Stated task: Of the lines in these entries, how many contain the string "text"? Give the number and nothing else.

[Data records]
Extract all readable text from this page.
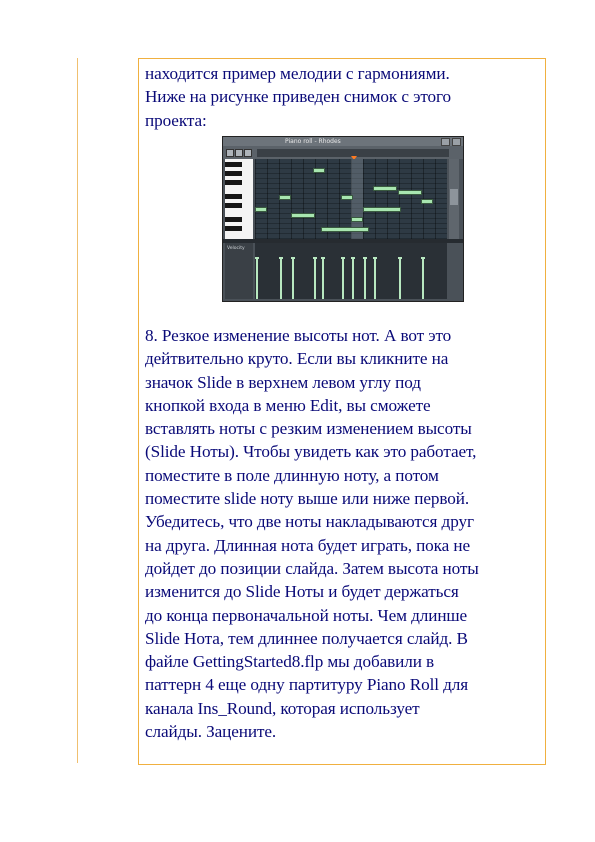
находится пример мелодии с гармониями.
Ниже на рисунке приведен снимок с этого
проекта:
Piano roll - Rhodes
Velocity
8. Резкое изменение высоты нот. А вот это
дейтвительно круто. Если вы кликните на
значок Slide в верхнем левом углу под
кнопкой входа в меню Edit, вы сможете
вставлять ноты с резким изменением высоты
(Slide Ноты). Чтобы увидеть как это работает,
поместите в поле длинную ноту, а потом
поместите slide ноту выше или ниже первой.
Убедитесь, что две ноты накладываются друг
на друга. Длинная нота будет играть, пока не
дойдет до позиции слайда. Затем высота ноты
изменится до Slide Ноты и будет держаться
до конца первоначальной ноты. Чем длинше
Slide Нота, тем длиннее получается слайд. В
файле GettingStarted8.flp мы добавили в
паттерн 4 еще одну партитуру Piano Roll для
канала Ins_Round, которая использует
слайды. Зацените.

==

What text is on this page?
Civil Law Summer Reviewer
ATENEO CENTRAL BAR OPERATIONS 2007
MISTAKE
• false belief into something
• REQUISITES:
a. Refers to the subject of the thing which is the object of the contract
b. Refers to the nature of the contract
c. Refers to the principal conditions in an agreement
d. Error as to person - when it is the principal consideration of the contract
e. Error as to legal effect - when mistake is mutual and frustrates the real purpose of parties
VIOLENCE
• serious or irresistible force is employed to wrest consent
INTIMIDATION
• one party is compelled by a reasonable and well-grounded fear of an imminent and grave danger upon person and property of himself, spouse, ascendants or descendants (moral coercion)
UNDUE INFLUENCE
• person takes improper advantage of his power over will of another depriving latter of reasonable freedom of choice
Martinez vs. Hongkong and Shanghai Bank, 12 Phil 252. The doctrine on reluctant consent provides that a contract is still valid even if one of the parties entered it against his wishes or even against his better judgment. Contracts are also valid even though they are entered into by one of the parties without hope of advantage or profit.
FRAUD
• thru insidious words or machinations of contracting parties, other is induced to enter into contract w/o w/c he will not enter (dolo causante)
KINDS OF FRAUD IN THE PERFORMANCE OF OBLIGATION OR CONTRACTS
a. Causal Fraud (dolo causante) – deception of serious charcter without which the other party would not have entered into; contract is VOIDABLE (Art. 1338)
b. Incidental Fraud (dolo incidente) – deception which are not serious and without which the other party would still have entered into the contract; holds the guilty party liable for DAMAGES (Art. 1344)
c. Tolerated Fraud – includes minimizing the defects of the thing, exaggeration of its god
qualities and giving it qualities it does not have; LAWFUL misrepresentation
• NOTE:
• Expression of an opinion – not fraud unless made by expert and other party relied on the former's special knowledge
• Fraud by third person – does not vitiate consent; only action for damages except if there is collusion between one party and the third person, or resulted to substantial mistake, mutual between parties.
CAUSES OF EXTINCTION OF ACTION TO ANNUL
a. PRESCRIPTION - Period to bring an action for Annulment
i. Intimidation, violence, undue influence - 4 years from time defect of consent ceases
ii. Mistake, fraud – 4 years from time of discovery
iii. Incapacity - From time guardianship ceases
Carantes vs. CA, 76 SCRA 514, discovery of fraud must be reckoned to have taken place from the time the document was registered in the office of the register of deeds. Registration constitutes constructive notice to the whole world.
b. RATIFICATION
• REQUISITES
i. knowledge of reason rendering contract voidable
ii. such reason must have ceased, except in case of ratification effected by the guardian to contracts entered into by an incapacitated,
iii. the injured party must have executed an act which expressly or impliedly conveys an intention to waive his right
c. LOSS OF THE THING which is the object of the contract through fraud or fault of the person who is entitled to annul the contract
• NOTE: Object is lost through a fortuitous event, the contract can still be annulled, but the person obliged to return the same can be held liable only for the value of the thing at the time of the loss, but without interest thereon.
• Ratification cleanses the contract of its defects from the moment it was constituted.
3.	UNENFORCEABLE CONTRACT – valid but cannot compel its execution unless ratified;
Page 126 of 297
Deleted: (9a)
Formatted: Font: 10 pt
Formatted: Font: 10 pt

Reply to the task: 2